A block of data
↓↓↓

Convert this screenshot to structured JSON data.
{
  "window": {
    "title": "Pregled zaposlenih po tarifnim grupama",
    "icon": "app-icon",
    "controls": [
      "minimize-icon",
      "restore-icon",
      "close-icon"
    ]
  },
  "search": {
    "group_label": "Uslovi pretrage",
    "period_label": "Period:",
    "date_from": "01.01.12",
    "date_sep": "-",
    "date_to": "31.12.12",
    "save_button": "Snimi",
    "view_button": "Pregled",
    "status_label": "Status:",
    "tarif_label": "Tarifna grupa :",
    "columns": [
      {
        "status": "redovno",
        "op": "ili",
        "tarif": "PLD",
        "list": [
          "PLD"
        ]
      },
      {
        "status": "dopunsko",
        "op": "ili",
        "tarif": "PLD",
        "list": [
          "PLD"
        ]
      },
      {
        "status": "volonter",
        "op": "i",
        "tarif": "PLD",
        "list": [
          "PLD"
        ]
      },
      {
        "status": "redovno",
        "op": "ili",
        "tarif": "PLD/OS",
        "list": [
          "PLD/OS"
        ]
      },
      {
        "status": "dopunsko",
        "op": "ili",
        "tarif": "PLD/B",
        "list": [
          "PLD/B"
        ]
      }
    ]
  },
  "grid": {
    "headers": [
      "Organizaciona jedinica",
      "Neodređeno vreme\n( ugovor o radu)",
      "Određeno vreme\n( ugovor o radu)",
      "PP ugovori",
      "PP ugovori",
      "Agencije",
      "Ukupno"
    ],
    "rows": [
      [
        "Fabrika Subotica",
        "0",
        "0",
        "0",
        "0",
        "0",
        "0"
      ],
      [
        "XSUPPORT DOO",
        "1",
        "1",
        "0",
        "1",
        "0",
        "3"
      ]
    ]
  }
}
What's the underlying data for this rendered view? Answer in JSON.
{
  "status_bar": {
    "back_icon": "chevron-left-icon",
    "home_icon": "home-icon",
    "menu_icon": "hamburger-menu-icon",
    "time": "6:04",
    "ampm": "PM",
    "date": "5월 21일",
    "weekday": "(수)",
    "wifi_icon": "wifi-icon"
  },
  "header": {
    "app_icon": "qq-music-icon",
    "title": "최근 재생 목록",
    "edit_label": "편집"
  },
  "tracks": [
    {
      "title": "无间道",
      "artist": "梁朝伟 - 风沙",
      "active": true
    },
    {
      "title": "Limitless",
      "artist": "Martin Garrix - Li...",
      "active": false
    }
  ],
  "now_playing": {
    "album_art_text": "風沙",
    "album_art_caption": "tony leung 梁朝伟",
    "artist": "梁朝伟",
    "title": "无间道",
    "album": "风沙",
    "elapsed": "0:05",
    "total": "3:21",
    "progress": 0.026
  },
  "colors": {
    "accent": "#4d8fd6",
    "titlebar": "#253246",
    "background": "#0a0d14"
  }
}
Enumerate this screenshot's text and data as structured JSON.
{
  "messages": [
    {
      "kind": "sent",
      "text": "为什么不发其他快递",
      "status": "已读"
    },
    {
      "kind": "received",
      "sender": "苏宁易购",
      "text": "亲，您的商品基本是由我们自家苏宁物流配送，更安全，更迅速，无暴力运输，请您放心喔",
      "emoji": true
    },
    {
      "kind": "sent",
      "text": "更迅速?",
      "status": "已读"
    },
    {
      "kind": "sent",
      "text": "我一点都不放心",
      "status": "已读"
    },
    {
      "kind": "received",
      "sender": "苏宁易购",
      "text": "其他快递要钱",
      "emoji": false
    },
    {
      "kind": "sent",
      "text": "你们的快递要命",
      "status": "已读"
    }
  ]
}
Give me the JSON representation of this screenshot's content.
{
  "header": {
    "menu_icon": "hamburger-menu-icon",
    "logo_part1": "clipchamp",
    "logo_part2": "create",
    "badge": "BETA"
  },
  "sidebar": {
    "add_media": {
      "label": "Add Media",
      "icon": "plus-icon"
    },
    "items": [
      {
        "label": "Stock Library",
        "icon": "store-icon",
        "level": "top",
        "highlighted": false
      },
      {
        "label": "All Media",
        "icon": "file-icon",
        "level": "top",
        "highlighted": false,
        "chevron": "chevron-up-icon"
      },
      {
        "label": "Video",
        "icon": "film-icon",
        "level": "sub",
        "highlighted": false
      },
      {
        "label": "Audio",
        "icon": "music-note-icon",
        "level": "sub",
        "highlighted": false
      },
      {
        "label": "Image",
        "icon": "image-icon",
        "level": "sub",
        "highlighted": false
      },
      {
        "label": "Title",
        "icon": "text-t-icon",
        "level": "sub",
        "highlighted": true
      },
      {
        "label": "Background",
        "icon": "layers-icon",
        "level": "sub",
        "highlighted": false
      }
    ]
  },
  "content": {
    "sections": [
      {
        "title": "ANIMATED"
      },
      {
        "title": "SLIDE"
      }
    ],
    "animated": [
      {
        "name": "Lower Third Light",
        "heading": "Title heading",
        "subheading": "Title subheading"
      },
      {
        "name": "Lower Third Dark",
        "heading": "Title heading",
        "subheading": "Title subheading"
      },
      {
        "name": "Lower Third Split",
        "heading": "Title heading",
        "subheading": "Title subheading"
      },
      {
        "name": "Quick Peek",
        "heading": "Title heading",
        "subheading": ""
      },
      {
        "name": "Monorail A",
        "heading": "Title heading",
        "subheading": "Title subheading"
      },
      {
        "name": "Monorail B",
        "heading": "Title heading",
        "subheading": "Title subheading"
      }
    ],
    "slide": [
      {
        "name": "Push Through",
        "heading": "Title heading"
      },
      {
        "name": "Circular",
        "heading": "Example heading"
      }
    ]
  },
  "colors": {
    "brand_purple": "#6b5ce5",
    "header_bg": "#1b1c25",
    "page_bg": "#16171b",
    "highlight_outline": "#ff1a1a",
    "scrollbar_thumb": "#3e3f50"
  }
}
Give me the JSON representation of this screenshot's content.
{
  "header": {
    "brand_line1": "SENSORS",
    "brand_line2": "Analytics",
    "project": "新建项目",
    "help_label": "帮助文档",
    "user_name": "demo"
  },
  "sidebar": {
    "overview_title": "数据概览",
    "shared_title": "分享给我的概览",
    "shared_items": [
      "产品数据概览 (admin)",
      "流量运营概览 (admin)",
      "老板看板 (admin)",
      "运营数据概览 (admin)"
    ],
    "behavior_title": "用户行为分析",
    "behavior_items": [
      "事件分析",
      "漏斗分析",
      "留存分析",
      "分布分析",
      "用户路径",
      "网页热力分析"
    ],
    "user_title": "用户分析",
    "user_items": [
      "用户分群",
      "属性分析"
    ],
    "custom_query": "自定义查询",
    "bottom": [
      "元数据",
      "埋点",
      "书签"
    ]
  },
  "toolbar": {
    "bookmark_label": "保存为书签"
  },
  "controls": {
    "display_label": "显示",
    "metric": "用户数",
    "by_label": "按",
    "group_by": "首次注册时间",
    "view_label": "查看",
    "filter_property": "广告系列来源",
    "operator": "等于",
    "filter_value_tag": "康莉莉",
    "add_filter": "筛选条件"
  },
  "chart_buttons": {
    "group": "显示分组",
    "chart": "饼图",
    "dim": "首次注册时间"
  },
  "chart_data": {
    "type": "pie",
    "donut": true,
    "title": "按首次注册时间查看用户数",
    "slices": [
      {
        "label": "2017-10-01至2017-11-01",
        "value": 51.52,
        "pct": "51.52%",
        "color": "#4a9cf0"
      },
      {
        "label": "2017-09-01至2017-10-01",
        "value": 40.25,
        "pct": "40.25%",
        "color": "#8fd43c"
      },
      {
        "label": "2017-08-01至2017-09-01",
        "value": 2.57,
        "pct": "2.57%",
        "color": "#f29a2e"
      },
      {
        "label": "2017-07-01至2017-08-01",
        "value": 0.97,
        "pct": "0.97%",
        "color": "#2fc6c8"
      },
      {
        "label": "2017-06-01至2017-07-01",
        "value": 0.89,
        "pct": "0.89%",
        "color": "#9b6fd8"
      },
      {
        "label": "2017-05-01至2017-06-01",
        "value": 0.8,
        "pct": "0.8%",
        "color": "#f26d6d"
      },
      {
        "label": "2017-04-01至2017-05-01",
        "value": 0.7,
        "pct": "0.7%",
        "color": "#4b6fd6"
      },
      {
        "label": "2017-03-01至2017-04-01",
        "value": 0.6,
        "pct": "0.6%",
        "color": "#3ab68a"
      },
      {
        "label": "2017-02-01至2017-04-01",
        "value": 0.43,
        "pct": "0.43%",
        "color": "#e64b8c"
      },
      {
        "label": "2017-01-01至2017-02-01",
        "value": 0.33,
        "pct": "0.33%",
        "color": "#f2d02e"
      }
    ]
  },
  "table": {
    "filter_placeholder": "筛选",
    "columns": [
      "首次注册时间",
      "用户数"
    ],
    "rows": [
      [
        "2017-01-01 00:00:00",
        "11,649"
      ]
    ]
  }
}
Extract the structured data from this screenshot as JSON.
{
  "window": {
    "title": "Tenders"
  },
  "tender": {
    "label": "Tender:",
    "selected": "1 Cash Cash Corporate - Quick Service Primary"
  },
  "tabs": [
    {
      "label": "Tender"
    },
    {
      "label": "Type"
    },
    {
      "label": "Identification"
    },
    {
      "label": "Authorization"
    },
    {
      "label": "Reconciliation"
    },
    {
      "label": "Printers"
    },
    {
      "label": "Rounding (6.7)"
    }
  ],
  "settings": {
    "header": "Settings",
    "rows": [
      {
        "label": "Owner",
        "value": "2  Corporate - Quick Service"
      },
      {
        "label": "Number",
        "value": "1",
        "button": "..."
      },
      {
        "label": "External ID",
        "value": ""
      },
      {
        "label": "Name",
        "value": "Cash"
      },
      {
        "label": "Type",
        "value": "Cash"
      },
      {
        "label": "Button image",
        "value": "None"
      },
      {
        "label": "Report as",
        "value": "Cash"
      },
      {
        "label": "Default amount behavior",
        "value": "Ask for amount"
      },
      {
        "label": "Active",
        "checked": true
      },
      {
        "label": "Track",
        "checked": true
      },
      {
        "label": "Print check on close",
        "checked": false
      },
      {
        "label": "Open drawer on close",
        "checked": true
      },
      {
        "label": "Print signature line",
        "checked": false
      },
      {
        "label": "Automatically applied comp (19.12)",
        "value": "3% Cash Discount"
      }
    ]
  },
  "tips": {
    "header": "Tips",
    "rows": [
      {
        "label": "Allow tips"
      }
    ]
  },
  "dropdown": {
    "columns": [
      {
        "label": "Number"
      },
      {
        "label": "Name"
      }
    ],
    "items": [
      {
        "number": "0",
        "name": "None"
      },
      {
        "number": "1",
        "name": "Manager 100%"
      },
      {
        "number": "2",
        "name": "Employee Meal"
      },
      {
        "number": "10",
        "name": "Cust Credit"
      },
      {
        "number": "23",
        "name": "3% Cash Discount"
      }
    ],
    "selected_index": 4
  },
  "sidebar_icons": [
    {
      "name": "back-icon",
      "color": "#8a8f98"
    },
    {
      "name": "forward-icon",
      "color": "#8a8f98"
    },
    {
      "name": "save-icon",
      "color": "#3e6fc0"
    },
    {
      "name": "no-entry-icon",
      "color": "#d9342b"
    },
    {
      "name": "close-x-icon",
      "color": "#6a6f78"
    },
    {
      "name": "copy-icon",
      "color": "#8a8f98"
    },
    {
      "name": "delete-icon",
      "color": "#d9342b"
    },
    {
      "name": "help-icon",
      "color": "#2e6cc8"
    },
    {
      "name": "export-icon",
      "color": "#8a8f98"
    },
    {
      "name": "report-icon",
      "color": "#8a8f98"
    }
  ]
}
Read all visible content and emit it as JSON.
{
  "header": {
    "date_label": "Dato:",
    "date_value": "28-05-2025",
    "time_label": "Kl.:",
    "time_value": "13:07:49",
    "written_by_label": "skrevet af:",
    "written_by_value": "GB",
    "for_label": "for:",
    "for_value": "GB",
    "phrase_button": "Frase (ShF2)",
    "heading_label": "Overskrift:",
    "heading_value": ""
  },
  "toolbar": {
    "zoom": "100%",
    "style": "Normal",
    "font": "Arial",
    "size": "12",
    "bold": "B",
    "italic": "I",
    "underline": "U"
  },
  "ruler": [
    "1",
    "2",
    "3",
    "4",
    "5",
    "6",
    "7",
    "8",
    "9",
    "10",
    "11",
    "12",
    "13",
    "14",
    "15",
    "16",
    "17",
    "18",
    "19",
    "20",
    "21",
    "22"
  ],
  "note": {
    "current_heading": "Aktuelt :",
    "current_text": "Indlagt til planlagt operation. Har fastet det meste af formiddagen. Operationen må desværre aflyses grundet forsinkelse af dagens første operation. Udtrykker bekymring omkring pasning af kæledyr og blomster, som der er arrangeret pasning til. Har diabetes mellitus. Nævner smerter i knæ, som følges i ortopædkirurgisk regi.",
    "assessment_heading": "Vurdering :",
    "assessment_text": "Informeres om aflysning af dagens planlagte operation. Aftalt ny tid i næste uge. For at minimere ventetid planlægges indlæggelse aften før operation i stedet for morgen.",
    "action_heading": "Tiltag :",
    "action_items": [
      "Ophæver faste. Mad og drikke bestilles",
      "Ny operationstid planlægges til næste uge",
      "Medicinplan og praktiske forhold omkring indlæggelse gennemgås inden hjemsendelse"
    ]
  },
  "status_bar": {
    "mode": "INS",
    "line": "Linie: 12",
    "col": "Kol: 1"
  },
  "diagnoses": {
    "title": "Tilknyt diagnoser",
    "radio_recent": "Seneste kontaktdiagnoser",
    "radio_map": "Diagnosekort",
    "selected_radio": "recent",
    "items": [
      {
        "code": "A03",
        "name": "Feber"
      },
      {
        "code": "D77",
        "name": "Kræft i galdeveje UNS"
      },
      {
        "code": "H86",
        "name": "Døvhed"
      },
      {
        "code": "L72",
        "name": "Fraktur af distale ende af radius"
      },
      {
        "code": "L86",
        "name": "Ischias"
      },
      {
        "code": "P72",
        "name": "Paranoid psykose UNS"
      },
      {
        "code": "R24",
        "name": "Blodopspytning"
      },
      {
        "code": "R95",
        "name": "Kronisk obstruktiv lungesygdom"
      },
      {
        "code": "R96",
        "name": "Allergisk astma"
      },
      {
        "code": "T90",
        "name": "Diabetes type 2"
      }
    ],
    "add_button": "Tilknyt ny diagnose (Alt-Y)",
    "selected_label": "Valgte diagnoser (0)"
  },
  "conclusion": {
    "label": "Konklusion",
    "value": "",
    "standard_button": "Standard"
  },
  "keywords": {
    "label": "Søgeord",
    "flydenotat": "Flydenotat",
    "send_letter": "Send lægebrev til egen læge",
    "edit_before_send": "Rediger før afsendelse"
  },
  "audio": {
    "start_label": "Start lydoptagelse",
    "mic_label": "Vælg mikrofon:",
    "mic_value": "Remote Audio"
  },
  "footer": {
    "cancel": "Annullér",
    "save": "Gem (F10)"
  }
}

↑↑↑

What is expected
Check each line of the entries for the string "music". Copy the lines that have it.

Full answer
    "app_icon": "qq-music-icon",
        "icon": "music-note-icon",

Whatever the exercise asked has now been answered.